Data excerpts:
┄┄┄┄┄┄┄┄┄┄┄┄┄┄┄┄┄┄┄┄
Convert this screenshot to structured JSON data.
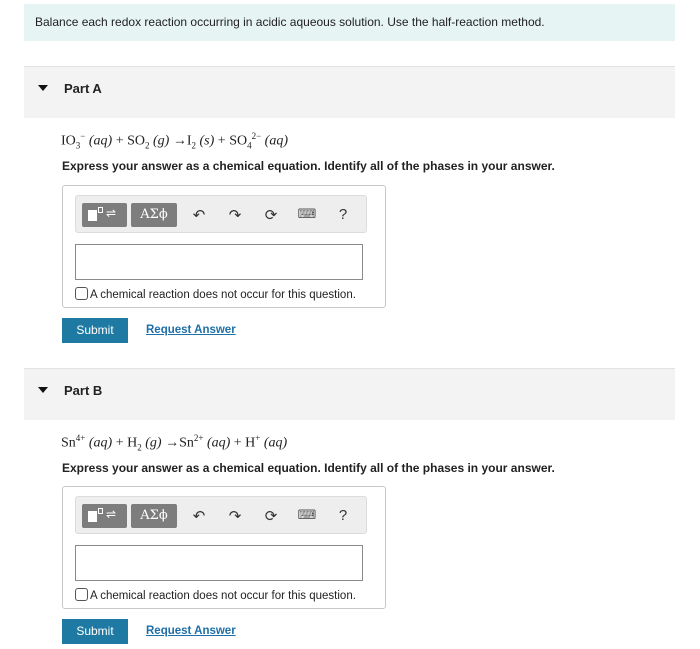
{
  "intro": "Balance each redox reaction occurring in acidic aqueous solution. Use the half-reaction method.",
  "toolbar": {
    "template_icon": "template-icon",
    "greek_label": "ΑΣϕ",
    "undo_glyph": "↶",
    "redo_glyph": "↷",
    "reset_glyph": "⟳",
    "keyboard_glyph": "⌨",
    "help_label": "?"
  },
  "no_reaction_label": "A chemical reaction does not occur for this question.",
  "submit_label": "Submit",
  "request_label": "Request Answer",
  "instruction": "Express your answer as a chemical equation. Identify all of the phases in your answer.",
  "parts": [
    {
      "title": "Part A",
      "equation": {
        "s1": "IO",
        "s1_sub": "3",
        "s1_sup": "−",
        "p1": "(aq)",
        "plus1": "+",
        "s2": "SO",
        "s2_sub": "2",
        "p2": "(g)",
        "arrow": "→",
        "s3": "I",
        "s3_sub": "2",
        "p3": "(s)",
        "plus2": "+",
        "s4": "SO",
        "s4_sub": "4",
        "s4_sup": "2−",
        "p4": "(aq)"
      },
      "answer_value": ""
    },
    {
      "title": "Part B",
      "equation": {
        "s1": "Sn",
        "s1_sup": "4+",
        "p1": "(aq)",
        "plus1": "+",
        "s2": "H",
        "s2_sub": "2",
        "p2": "(g)",
        "arrow": "→",
        "s3": "Sn",
        "s3_sup": "2+",
        "p3": "(aq)",
        "plus2": "+",
        "s4": "H",
        "s4_sup": "+",
        "p4": "(aq)"
      },
      "answer_value": ""
    }
  ]
}
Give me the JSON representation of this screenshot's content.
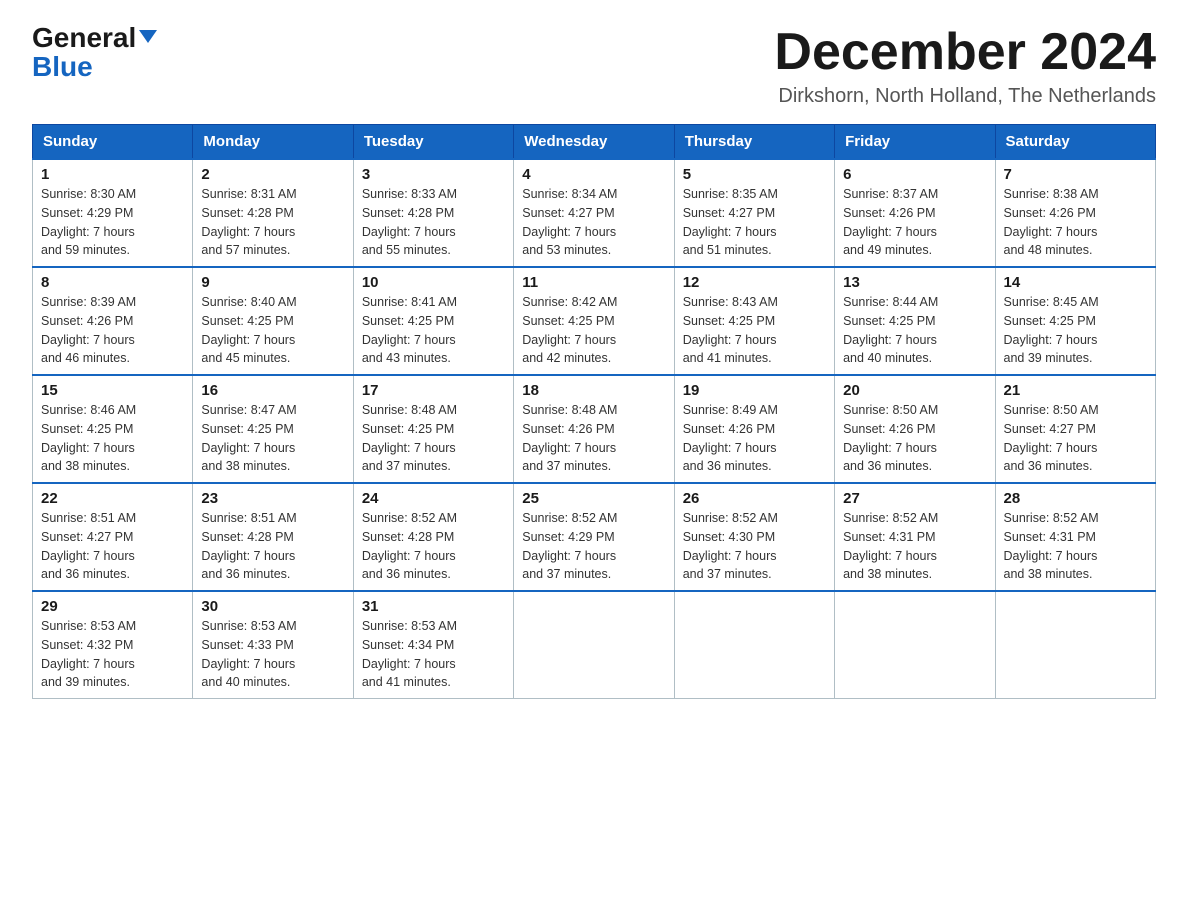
┄┄┄┄┄┄┄┄┄┄┄┄┄┄┄┄┄┄┄┄
- [EXERCISE GOAL] Transcribe the records above exactly, leaving out every picture.

- [WORKED SOLUTION]
Convert this screenshot to structured JSON data.
{
  "intro": "Balance each redox reaction occurring in acidic aqueous solution. Use the half-reaction method.",
  "toolbar": {
    "template_icon": "template-icon",
    "greek_label": "ΑΣϕ",
    "undo_glyph": "↶",
    "redo_glyph": "↷",
    "reset_glyph": "⟳",
    "keyboard_glyph": "⌨",
    "help_label": "?"
  },
  "no_reaction_label": "A chemical reaction does not occur for this question.",
  "submit_label": "Submit",
  "request_label": "Request Answer",
  "instruction": "Express your answer as a chemical equation. Identify all of the phases in your answer.",
  "parts": [
    {
      "title": "Part A",
      "equation": {
        "s1": "IO",
        "s1_sub": "3",
        "s1_sup": "−",
        "p1": "(aq)",
        "plus1": "+",
        "s2": "SO",
        "s2_sub": "2",
        "p2": "(g)",
        "arrow": "→",
        "s3": "I",
        "s3_sub": "2",
        "p3": "(s)",
        "plus2": "+",
        "s4": "SO",
        "s4_sub": "4",
        "s4_sup": "2−",
        "p4": "(aq)"
      },
      "answer_value": ""
    },
    {
      "title": "Part B",
      "equation": {
        "s1": "Sn",
        "s1_sup": "4+",
        "p1": "(aq)",
        "plus1": "+",
        "s2": "H",
        "s2_sub": "2",
        "p2": "(g)",
        "arrow": "→",
        "s3": "Sn",
        "s3_sup": "2+",
        "p3": "(aq)",
        "plus2": "+",
        "s4": "H",
        "s4_sup": "+",
        "p4": "(aq)"
      },
      "answer_value": ""
    }
  ]
}
Give me the JSON representation of this screenshot's content.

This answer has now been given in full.